## WRITTEN EXERCISE
Please transcribe the records precisely; pictures stay out of your copy.

** BEGIN DATA IN THIS EXERCISE **

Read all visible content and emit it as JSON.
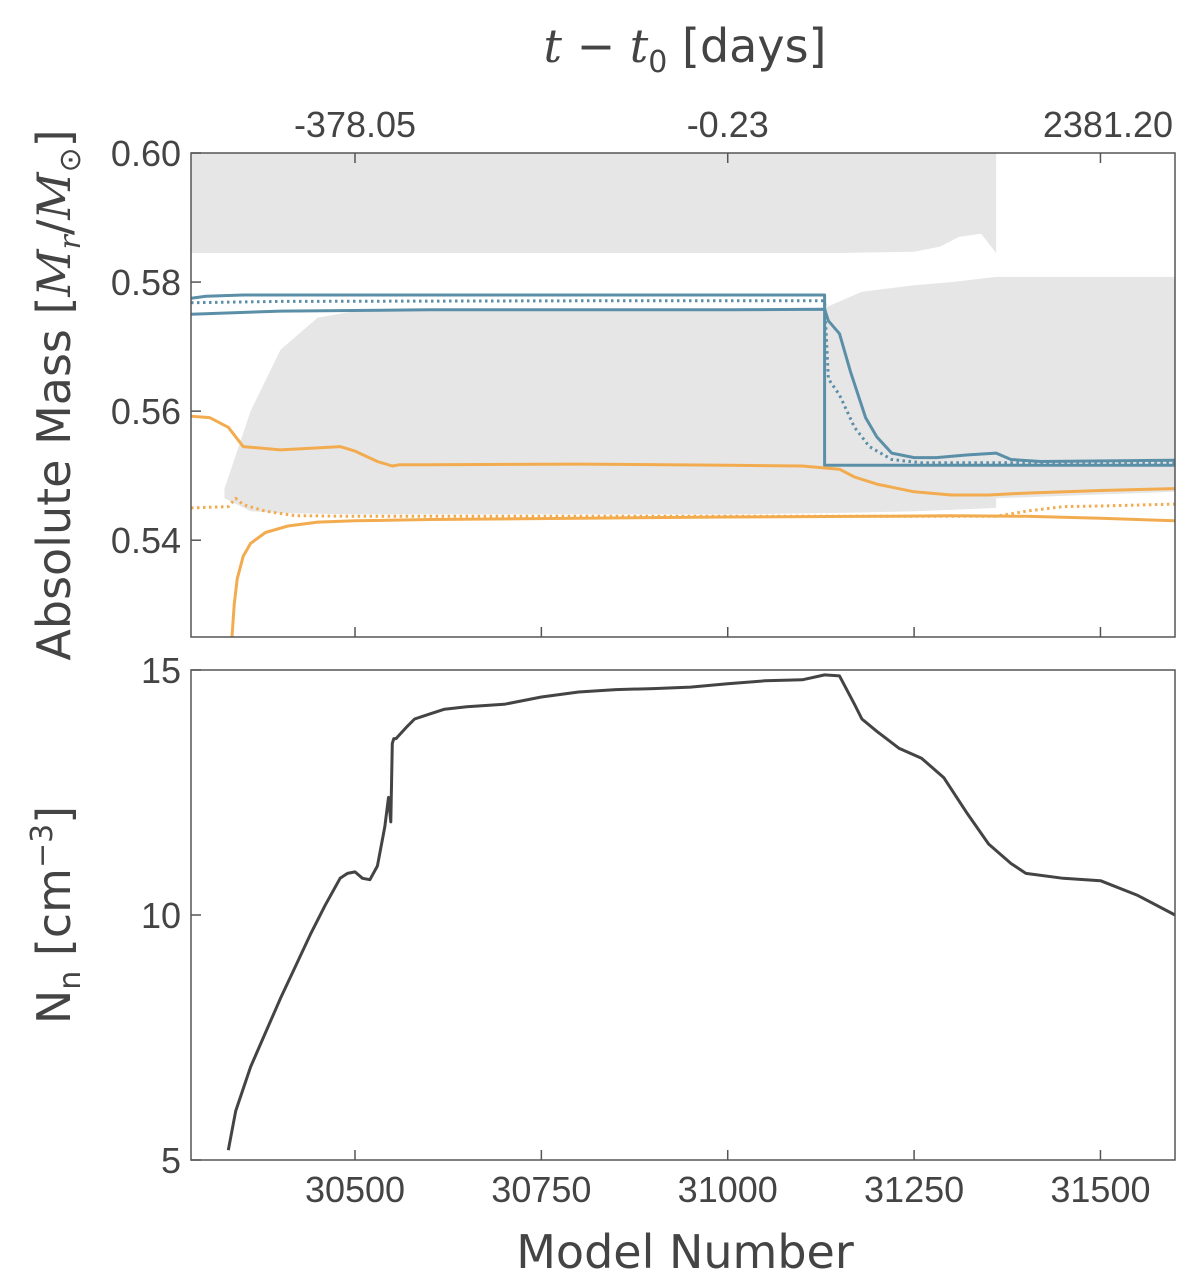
{
  "colors": {
    "blue": "#5b8fa8",
    "orange": "#f2ac4f",
    "shade": "#e6e6e6",
    "dark": "#444444",
    "axis": "#555555"
  },
  "chart_data": [
    {
      "type": "line",
      "xlabel": "Model Number",
      "ylabel": "Absolute Mass [M_r / M_⊙]",
      "top_axis_label": "t − t₀ [days]",
      "xlim": [
        30280,
        31600
      ],
      "ylim": [
        0.525,
        0.6
      ],
      "y_ticks": [
        0.54,
        0.56,
        0.58,
        0.6
      ],
      "y_tick_labels": [
        "0.54",
        "0.56",
        "0.58",
        "0.60"
      ],
      "x_ticks": [
        30500,
        30750,
        31000,
        31250,
        31500
      ],
      "top_ticks": [
        30500,
        31000,
        31500
      ],
      "top_tick_labels": [
        "-378.05",
        "-0.23",
        "2381.20"
      ],
      "grid": false,
      "shaded_regions": [
        {
          "x": [
            30280,
            30700,
            31000,
            31150,
            31250,
            31285,
            31310,
            31340,
            31360,
            31360,
            31600
          ],
          "y_low": [
            0.6,
            0.6,
            0.6,
            0.6,
            0.6,
            0.6,
            0.6,
            0.6,
            0.6,
            0.6,
            0.6
          ],
          "y_high": [
            0.5845,
            0.5845,
            0.5845,
            0.5845,
            0.5847,
            0.5855,
            0.587,
            0.5875,
            0.5845,
            0.6,
            0.6
          ]
        },
        {
          "x": [
            30325,
            30360,
            30400,
            30450,
            30500,
            30600,
            30800,
            31000,
            31130,
            31180,
            31250,
            31300,
            31360,
            31360,
            31600
          ],
          "y_top": [
            0.548,
            0.56,
            0.5695,
            0.5745,
            0.5755,
            0.5758,
            0.5758,
            0.5758,
            0.576,
            0.5785,
            0.5795,
            0.58,
            0.5808,
            0.5808,
            0.5808
          ],
          "y_bottom": [
            0.5465,
            0.5445,
            0.5442,
            0.5441,
            0.544,
            0.544,
            0.544,
            0.544,
            0.5442,
            0.5443,
            0.5445,
            0.5447,
            0.545,
            0.5465,
            0.5475
          ]
        }
      ],
      "series": [
        {
          "color": "blue",
          "dash": "solid",
          "x": [
            30280,
            30300,
            30350,
            30600,
            30800,
            31000,
            31130,
            31130,
            31600
          ],
          "y": [
            0.5775,
            0.5778,
            0.578,
            0.578,
            0.578,
            0.578,
            0.578,
            0.5516,
            0.5516
          ]
        },
        {
          "color": "blue",
          "dash": "solid",
          "x": [
            30280,
            30400,
            30600,
            30800,
            31000,
            31130,
            31135,
            31150,
            31165,
            31185,
            31200,
            31220,
            31250,
            31280,
            31320,
            31360,
            31380,
            31420,
            31600
          ],
          "y": [
            0.575,
            0.5755,
            0.5757,
            0.5757,
            0.5757,
            0.5758,
            0.574,
            0.572,
            0.566,
            0.559,
            0.556,
            0.5535,
            0.5528,
            0.5528,
            0.5532,
            0.5535,
            0.5525,
            0.5522,
            0.5524
          ]
        },
        {
          "color": "blue",
          "dash": "dotted",
          "x": [
            30280,
            30400,
            30800,
            31000,
            31130,
            31135,
            31150,
            31170,
            31190,
            31220,
            31260,
            31600
          ],
          "y": [
            0.5768,
            0.577,
            0.5771,
            0.5771,
            0.5771,
            0.565,
            0.5625,
            0.5575,
            0.5545,
            0.5525,
            0.552,
            0.552
          ]
        },
        {
          "color": "orange",
          "dash": "solid",
          "x": [
            30280,
            30305,
            30330,
            30350,
            30400,
            30450,
            30480,
            30500,
            30530,
            30550,
            30560,
            30600,
            30800,
            31000,
            31100,
            31150,
            31170,
            31200,
            31250,
            31300,
            31350,
            31400,
            31500,
            31600
          ],
          "y": [
            0.5592,
            0.559,
            0.5575,
            0.5545,
            0.554,
            0.5543,
            0.5545,
            0.5538,
            0.5522,
            0.5515,
            0.5517,
            0.5517,
            0.5518,
            0.5516,
            0.5515,
            0.551,
            0.5498,
            0.5487,
            0.5475,
            0.547,
            0.547,
            0.5473,
            0.5477,
            0.548
          ]
        },
        {
          "color": "orange",
          "dash": "solid",
          "x": [
            30335,
            30338,
            30342,
            30350,
            30360,
            30380,
            30410,
            30450,
            30500,
            30600,
            30800,
            31000,
            31200,
            31300,
            31400,
            31500,
            31600
          ],
          "y": [
            0.525,
            0.53,
            0.534,
            0.5375,
            0.5395,
            0.5412,
            0.5422,
            0.5428,
            0.543,
            0.5432,
            0.5434,
            0.5436,
            0.5437,
            0.5438,
            0.5437,
            0.5434,
            0.543
          ]
        },
        {
          "color": "orange",
          "dash": "dotted",
          "x": [
            30280,
            30330,
            30340,
            30350,
            30380,
            30420,
            30500,
            30800,
            31000,
            31200,
            31300,
            31360,
            31400,
            31450,
            31500,
            31600
          ],
          "y": [
            0.545,
            0.5452,
            0.5465,
            0.5455,
            0.5445,
            0.5438,
            0.5437,
            0.5437,
            0.5437,
            0.5437,
            0.5437,
            0.5437,
            0.5445,
            0.5452,
            0.5453,
            0.5456
          ]
        }
      ]
    },
    {
      "type": "line",
      "xlabel": "Model Number",
      "ylabel": "N_n [cm^-3]",
      "xlim": [
        30280,
        31600
      ],
      "ylim": [
        5,
        15
      ],
      "y_ticks": [
        5,
        10,
        15
      ],
      "y_tick_labels": [
        "5",
        "10",
        "15"
      ],
      "x_ticks": [
        30500,
        30750,
        31000,
        31250,
        31500
      ],
      "x_tick_labels": [
        "30500",
        "30750",
        "31000",
        "31250",
        "31500"
      ],
      "grid": false,
      "series": [
        {
          "color": "dark",
          "dash": "solid",
          "x": [
            30330,
            30340,
            30360,
            30380,
            30400,
            30420,
            30440,
            30460,
            30480,
            30490,
            30500,
            30510,
            30520,
            30530,
            30540,
            30545,
            30548,
            30550,
            30552,
            30555,
            30570,
            30580,
            30600,
            30620,
            30650,
            30700,
            30750,
            30800,
            30850,
            30900,
            30950,
            31000,
            31050,
            31100,
            31130,
            31150,
            31170,
            31180,
            31200,
            31230,
            31260,
            31290,
            31320,
            31350,
            31380,
            31400,
            31450,
            31500,
            31550,
            31600
          ],
          "y": [
            5.2,
            6.0,
            6.9,
            7.6,
            8.3,
            8.95,
            9.6,
            10.2,
            10.75,
            10.85,
            10.88,
            10.75,
            10.72,
            11.0,
            11.8,
            12.4,
            11.9,
            13.5,
            13.6,
            13.6,
            13.85,
            14.0,
            14.1,
            14.2,
            14.25,
            14.3,
            14.45,
            14.55,
            14.6,
            14.62,
            14.65,
            14.72,
            14.78,
            14.8,
            14.9,
            14.88,
            14.3,
            14.0,
            13.75,
            13.4,
            13.2,
            12.8,
            12.1,
            11.45,
            11.05,
            10.85,
            10.75,
            10.7,
            10.4,
            10.0
          ]
        }
      ]
    }
  ]
}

** END DATA IN THIS EXERCISE **

## EXERCISE OUTPUT
Read all visible content and emit it as JSON.
{
  "colors": {
    "blue": "#5b8fa8",
    "orange": "#f2ac4f",
    "shade": "#e6e6e6",
    "dark": "#444444",
    "axis": "#555555"
  },
  "chart_data": [
    {
      "type": "line",
      "xlabel": "Model Number",
      "ylabel": "Absolute Mass [M_r / M_⊙]",
      "top_axis_label": "t − t₀ [days]",
      "xlim": [
        30280,
        31600
      ],
      "ylim": [
        0.525,
        0.6
      ],
      "y_ticks": [
        0.54,
        0.56,
        0.58,
        0.6
      ],
      "y_tick_labels": [
        "0.54",
        "0.56",
        "0.58",
        "0.60"
      ],
      "x_ticks": [
        30500,
        30750,
        31000,
        31250,
        31500
      ],
      "top_ticks": [
        30500,
        31000,
        31500
      ],
      "top_tick_labels": [
        "-378.05",
        "-0.23",
        "2381.20"
      ],
      "grid": false,
      "shaded_regions": [
        {
          "x": [
            30280,
            30700,
            31000,
            31150,
            31250,
            31285,
            31310,
            31340,
            31360,
            31360,
            31600
          ],
          "y_low": [
            0.6,
            0.6,
            0.6,
            0.6,
            0.6,
            0.6,
            0.6,
            0.6,
            0.6,
            0.6,
            0.6
          ],
          "y_high": [
            0.5845,
            0.5845,
            0.5845,
            0.5845,
            0.5847,
            0.5855,
            0.587,
            0.5875,
            0.5845,
            0.6,
            0.6
          ]
        },
        {
          "x": [
            30325,
            30360,
            30400,
            30450,
            30500,
            30600,
            30800,
            31000,
            31130,
            31180,
            31250,
            31300,
            31360,
            31360,
            31600
          ],
          "y_top": [
            0.548,
            0.56,
            0.5695,
            0.5745,
            0.5755,
            0.5758,
            0.5758,
            0.5758,
            0.576,
            0.5785,
            0.5795,
            0.58,
            0.5808,
            0.5808,
            0.5808
          ],
          "y_bottom": [
            0.5465,
            0.5445,
            0.5442,
            0.5441,
            0.544,
            0.544,
            0.544,
            0.544,
            0.5442,
            0.5443,
            0.5445,
            0.5447,
            0.545,
            0.5465,
            0.5475
          ]
        }
      ],
      "series": [
        {
          "color": "blue",
          "dash": "solid",
          "x": [
            30280,
            30300,
            30350,
            30600,
            30800,
            31000,
            31130,
            31130,
            31600
          ],
          "y": [
            0.5775,
            0.5778,
            0.578,
            0.578,
            0.578,
            0.578,
            0.578,
            0.5516,
            0.5516
          ]
        },
        {
          "color": "blue",
          "dash": "solid",
          "x": [
            30280,
            30400,
            30600,
            30800,
            31000,
            31130,
            31135,
            31150,
            31165,
            31185,
            31200,
            31220,
            31250,
            31280,
            31320,
            31360,
            31380,
            31420,
            31600
          ],
          "y": [
            0.575,
            0.5755,
            0.5757,
            0.5757,
            0.5757,
            0.5758,
            0.574,
            0.572,
            0.566,
            0.559,
            0.556,
            0.5535,
            0.5528,
            0.5528,
            0.5532,
            0.5535,
            0.5525,
            0.5522,
            0.5524
          ]
        },
        {
          "color": "blue",
          "dash": "dotted",
          "x": [
            30280,
            30400,
            30800,
            31000,
            31130,
            31135,
            31150,
            31170,
            31190,
            31220,
            31260,
            31600
          ],
          "y": [
            0.5768,
            0.577,
            0.5771,
            0.5771,
            0.5771,
            0.565,
            0.5625,
            0.5575,
            0.5545,
            0.5525,
            0.552,
            0.552
          ]
        },
        {
          "color": "orange",
          "dash": "solid",
          "x": [
            30280,
            30305,
            30330,
            30350,
            30400,
            30450,
            30480,
            30500,
            30530,
            30550,
            30560,
            30600,
            30800,
            31000,
            31100,
            31150,
            31170,
            31200,
            31250,
            31300,
            31350,
            31400,
            31500,
            31600
          ],
          "y": [
            0.5592,
            0.559,
            0.5575,
            0.5545,
            0.554,
            0.5543,
            0.5545,
            0.5538,
            0.5522,
            0.5515,
            0.5517,
            0.5517,
            0.5518,
            0.5516,
            0.5515,
            0.551,
            0.5498,
            0.5487,
            0.5475,
            0.547,
            0.547,
            0.5473,
            0.5477,
            0.548
          ]
        },
        {
          "color": "orange",
          "dash": "solid",
          "x": [
            30335,
            30338,
            30342,
            30350,
            30360,
            30380,
            30410,
            30450,
            30500,
            30600,
            30800,
            31000,
            31200,
            31300,
            31400,
            31500,
            31600
          ],
          "y": [
            0.525,
            0.53,
            0.534,
            0.5375,
            0.5395,
            0.5412,
            0.5422,
            0.5428,
            0.543,
            0.5432,
            0.5434,
            0.5436,
            0.5437,
            0.5438,
            0.5437,
            0.5434,
            0.543
          ]
        },
        {
          "color": "orange",
          "dash": "dotted",
          "x": [
            30280,
            30330,
            30340,
            30350,
            30380,
            30420,
            30500,
            30800,
            31000,
            31200,
            31300,
            31360,
            31400,
            31450,
            31500,
            31600
          ],
          "y": [
            0.545,
            0.5452,
            0.5465,
            0.5455,
            0.5445,
            0.5438,
            0.5437,
            0.5437,
            0.5437,
            0.5437,
            0.5437,
            0.5437,
            0.5445,
            0.5452,
            0.5453,
            0.5456
          ]
        }
      ]
    },
    {
      "type": "line",
      "xlabel": "Model Number",
      "ylabel": "N_n [cm^-3]",
      "xlim": [
        30280,
        31600
      ],
      "ylim": [
        5,
        15
      ],
      "y_ticks": [
        5,
        10,
        15
      ],
      "y_tick_labels": [
        "5",
        "10",
        "15"
      ],
      "x_ticks": [
        30500,
        30750,
        31000,
        31250,
        31500
      ],
      "x_tick_labels": [
        "30500",
        "30750",
        "31000",
        "31250",
        "31500"
      ],
      "grid": false,
      "series": [
        {
          "color": "dark",
          "dash": "solid",
          "x": [
            30330,
            30340,
            30360,
            30380,
            30400,
            30420,
            30440,
            30460,
            30480,
            30490,
            30500,
            30510,
            30520,
            30530,
            30540,
            30545,
            30548,
            30550,
            30552,
            30555,
            30570,
            30580,
            30600,
            30620,
            30650,
            30700,
            30750,
            30800,
            30850,
            30900,
            30950,
            31000,
            31050,
            31100,
            31130,
            31150,
            31170,
            31180,
            31200,
            31230,
            31260,
            31290,
            31320,
            31350,
            31380,
            31400,
            31450,
            31500,
            31550,
            31600
          ],
          "y": [
            5.2,
            6.0,
            6.9,
            7.6,
            8.3,
            8.95,
            9.6,
            10.2,
            10.75,
            10.85,
            10.88,
            10.75,
            10.72,
            11.0,
            11.8,
            12.4,
            11.9,
            13.5,
            13.6,
            13.6,
            13.85,
            14.0,
            14.1,
            14.2,
            14.25,
            14.3,
            14.45,
            14.55,
            14.6,
            14.62,
            14.65,
            14.72,
            14.78,
            14.8,
            14.9,
            14.88,
            14.3,
            14.0,
            13.75,
            13.4,
            13.2,
            12.8,
            12.1,
            11.45,
            11.05,
            10.85,
            10.75,
            10.7,
            10.4,
            10.0
          ]
        }
      ]
    }
  ]
}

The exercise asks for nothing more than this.